Exercise brief
Reproduce every line of the listing below without alteration, omitting the pictures.

Given records
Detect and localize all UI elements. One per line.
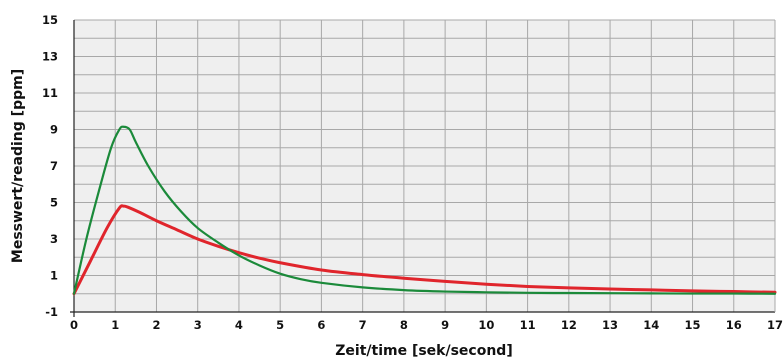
y-tick-label: 11 [42, 86, 58, 100]
x-tick-label: 14 [643, 318, 659, 332]
x-tick-labels: 0 1 2 3 4 5 6 7 8 9 10 11 12 13 14 15 16 17 [70, 318, 783, 332]
x-tick-label: 15 [685, 318, 701, 332]
series-lines [72, 125, 777, 296]
x-tick-label: 8 [400, 318, 408, 332]
x-tick-label: 0 [70, 318, 78, 332]
x-tick-label: 12 [561, 318, 577, 332]
x-tick-label: 4 [235, 318, 243, 332]
x-tick-label: 13 [602, 318, 618, 332]
y-tick-label: 5 [50, 196, 58, 210]
x-tick-label: 5 [276, 318, 284, 332]
x-tick-label: 7 [359, 318, 367, 332]
x-tick-label: 9 [441, 318, 449, 332]
y-tick-label: 15 [42, 13, 58, 27]
x-tick-label: 10 [478, 318, 494, 332]
series-line-1 [72, 125, 777, 295]
x-axis-label: Zeit/time [sek/second] [335, 343, 512, 359]
y-tick-labels: 15 13 11 9 7 5 3 1 -1 [42, 13, 58, 319]
y-tick-label: 1 [50, 269, 58, 283]
y-tick-label: 9 [50, 123, 58, 137]
x-tick-label: 1 [111, 318, 119, 332]
y-axis-label: Messwert/reading [ppm] [10, 69, 26, 263]
x-tick-label: 17 [767, 318, 783, 332]
y-tick-label: -1 [45, 305, 58, 319]
x-tick-label: 6 [317, 318, 325, 332]
x-tick-label: 3 [194, 318, 202, 332]
y-tick-label: 7 [50, 159, 58, 173]
x-tick-label: 16 [726, 318, 742, 332]
x-tick-label: 11 [520, 318, 536, 332]
series-line-2 [72, 204, 777, 296]
grid [74, 19, 775, 312]
y-tick-label: 3 [50, 232, 58, 246]
y-tick-label: 13 [42, 50, 58, 64]
x-tick-label: 2 [152, 318, 160, 332]
axes [70, 20, 776, 317]
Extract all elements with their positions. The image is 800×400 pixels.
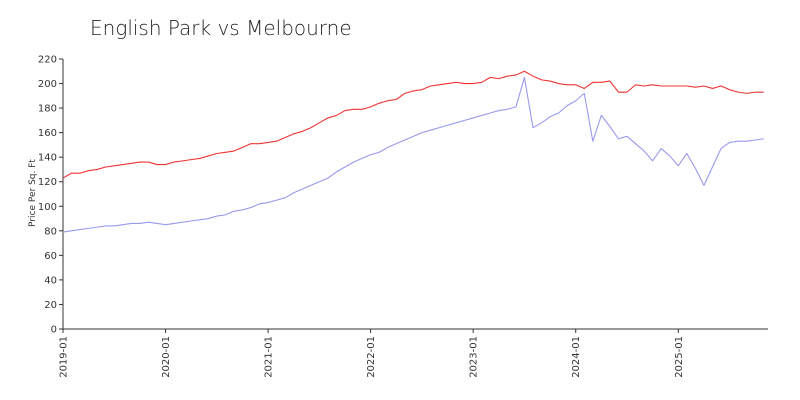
x-tick-label: 2022-01	[366, 336, 377, 378]
y-axis: 0 20 40 60 80 100 120 140 160 180 200 220	[38, 55, 64, 336]
y-tick-label: 80	[44, 226, 57, 237]
x-tick-label: 2021-01	[264, 336, 275, 378]
y-tick-label: 120	[38, 177, 57, 188]
y-tick-label: 40	[44, 275, 57, 286]
y-tick-label: 200	[38, 79, 57, 90]
y-tick-label: 0	[51, 325, 57, 336]
y-tick-label: 220	[38, 55, 57, 66]
y-axis-label: Price Per Sq. Ft	[28, 159, 38, 227]
x-tick-label: 2024-01	[571, 336, 582, 378]
x-tick-label: 2023-01	[469, 336, 480, 378]
y-tick-label: 20	[44, 300, 57, 311]
y-tick-label: 100	[38, 202, 57, 213]
chart-title: English Park vs Melbourne	[90, 16, 352, 40]
series-line-1	[62, 70, 764, 179]
series-line-2	[62, 76, 764, 233]
y-tick-label: 160	[38, 128, 57, 139]
x-tick-label: 2019-01	[59, 336, 70, 378]
y-tick-label: 60	[44, 251, 57, 262]
y-tick-label: 140	[38, 153, 57, 164]
x-axis: 2019-01 2020-01 2021-01 2022-01 2023-01 2024-…	[59, 328, 768, 378]
x-tick-label: 2020-01	[161, 336, 172, 378]
series-layer	[62, 70, 764, 233]
y-tick-label: 180	[38, 104, 57, 115]
x-tick-label: 2025-01	[674, 336, 685, 378]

Exercise solution
Detect and localize all UI elements. One per line.
y-tick-label: 11 [42, 86, 58, 100]
x-tick-label: 14 [643, 318, 659, 332]
x-tick-labels: 0 1 2 3 4 5 6 7 8 9 10 11 12 13 14 15 16 17 [70, 318, 783, 332]
x-tick-label: 15 [685, 318, 701, 332]
series-lines [72, 125, 777, 296]
x-tick-label: 8 [400, 318, 408, 332]
x-tick-label: 0 [70, 318, 78, 332]
x-tick-label: 12 [561, 318, 577, 332]
x-tick-label: 4 [235, 318, 243, 332]
x-tick-label: 13 [602, 318, 618, 332]
y-tick-label: 5 [50, 196, 58, 210]
x-tick-label: 5 [276, 318, 284, 332]
x-tick-label: 7 [359, 318, 367, 332]
x-tick-label: 9 [441, 318, 449, 332]
y-tick-label: 15 [42, 13, 58, 27]
x-tick-label: 10 [478, 318, 494, 332]
series-line-1 [72, 125, 777, 295]
x-axis-label: Zeit/time [sek/second] [335, 343, 512, 359]
y-tick-labels: 15 13 11 9 7 5 3 1 -1 [42, 13, 58, 319]
y-tick-label: 1 [50, 269, 58, 283]
y-tick-label: 9 [50, 123, 58, 137]
x-tick-label: 1 [111, 318, 119, 332]
y-axis-label: Messwert/reading [ppm] [10, 69, 26, 263]
x-tick-label: 17 [767, 318, 783, 332]
y-tick-label: -1 [45, 305, 58, 319]
x-tick-label: 6 [317, 318, 325, 332]
x-tick-label: 3 [194, 318, 202, 332]
y-tick-label: 7 [50, 159, 58, 173]
x-tick-label: 16 [726, 318, 742, 332]
x-tick-label: 11 [520, 318, 536, 332]
series-line-2 [72, 204, 777, 296]
grid [74, 19, 775, 312]
y-tick-label: 3 [50, 232, 58, 246]
y-tick-label: 13 [42, 50, 58, 64]
x-tick-label: 2 [152, 318, 160, 332]
axes [70, 20, 776, 317]
Extract all elements with their positions. The image is 800×400 pixels.
x-tick-label: 2022-01	[366, 336, 377, 378]
y-axis: 0 20 40 60 80 100 120 140 160 180 200 220	[38, 55, 64, 336]
y-tick-label: 80	[44, 226, 57, 237]
x-tick-label: 2021-01	[264, 336, 275, 378]
y-tick-label: 120	[38, 177, 57, 188]
y-tick-label: 40	[44, 275, 57, 286]
y-tick-label: 200	[38, 79, 57, 90]
y-tick-label: 0	[51, 325, 57, 336]
y-tick-label: 220	[38, 55, 57, 66]
y-axis-label: Price Per Sq. Ft	[28, 159, 38, 227]
x-tick-label: 2024-01	[571, 336, 582, 378]
x-tick-label: 2023-01	[469, 336, 480, 378]
y-tick-label: 20	[44, 300, 57, 311]
y-tick-label: 100	[38, 202, 57, 213]
chart-title: English Park vs Melbourne	[90, 16, 352, 40]
series-line-1	[62, 70, 764, 179]
series-line-2	[62, 76, 764, 233]
y-tick-label: 160	[38, 128, 57, 139]
x-tick-label: 2019-01	[59, 336, 70, 378]
y-tick-label: 60	[44, 251, 57, 262]
y-tick-label: 140	[38, 153, 57, 164]
x-axis: 2019-01 2020-01 2021-01 2022-01 2023-01 2024-…	[59, 328, 768, 378]
x-tick-label: 2020-01	[161, 336, 172, 378]
series-layer	[62, 70, 764, 233]
y-tick-label: 180	[38, 104, 57, 115]
x-tick-label: 2025-01	[674, 336, 685, 378]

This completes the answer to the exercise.